=== THE TASK ===
Copy every line of the listing exactly.

=== PROVIDED INFORMATION ===

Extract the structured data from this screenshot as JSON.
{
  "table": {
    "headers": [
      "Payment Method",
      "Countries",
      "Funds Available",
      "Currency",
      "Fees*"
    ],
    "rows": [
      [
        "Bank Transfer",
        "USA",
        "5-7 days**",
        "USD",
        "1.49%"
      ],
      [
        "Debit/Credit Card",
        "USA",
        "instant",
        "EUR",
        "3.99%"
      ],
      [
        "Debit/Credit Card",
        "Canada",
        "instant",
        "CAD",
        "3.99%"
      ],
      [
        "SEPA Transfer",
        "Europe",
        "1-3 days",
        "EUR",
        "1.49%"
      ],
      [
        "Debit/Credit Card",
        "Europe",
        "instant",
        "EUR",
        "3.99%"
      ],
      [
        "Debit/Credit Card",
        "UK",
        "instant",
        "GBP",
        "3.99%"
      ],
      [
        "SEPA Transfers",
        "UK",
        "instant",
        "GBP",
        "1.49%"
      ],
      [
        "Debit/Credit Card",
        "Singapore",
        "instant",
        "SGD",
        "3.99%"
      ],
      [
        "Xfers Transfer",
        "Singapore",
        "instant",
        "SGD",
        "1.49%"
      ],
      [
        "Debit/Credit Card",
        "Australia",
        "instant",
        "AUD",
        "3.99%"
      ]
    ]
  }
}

=== OUTPUT OF THE EXERCISE ===
Extract the structured data from this screenshot as JSON.
{
  "table": {
    "headers": [
      "Payment Method",
      "Countries",
      "Funds Available",
      "Currency",
      "Fees*"
    ],
    "rows": [
      [
        "Bank Transfer",
        "USA",
        "5-7 days**",
        "USD",
        "1.49%"
      ],
      [
        "Debit/Credit Card",
        "USA",
        "instant",
        "EUR",
        "3.99%"
      ],
      [
        "Debit/Credit Card",
        "Canada",
        "instant",
        "CAD",
        "3.99%"
      ],
      [
        "SEPA Transfer",
        "Europe",
        "1-3 days",
        "EUR",
        "1.49%"
      ],
      [
        "Debit/Credit Card",
        "Europe",
        "instant",
        "EUR",
        "3.99%"
      ],
      [
        "Debit/Credit Card",
        "UK",
        "instant",
        "GBP",
        "3.99%"
      ],
      [
        "SEPA Transfers",
        "UK",
        "instant",
        "GBP",
        "1.49%"
      ],
      [
        "Debit/Credit Card",
        "Singapore",
        "instant",
        "SGD",
        "3.99%"
      ],
      [
        "Xfers Transfer",
        "Singapore",
        "instant",
        "SGD",
        "1.49%"
      ],
      [
        "Debit/Credit Card",
        "Australia",
        "instant",
        "AUD",
        "3.99%"
      ]
    ]
  }
}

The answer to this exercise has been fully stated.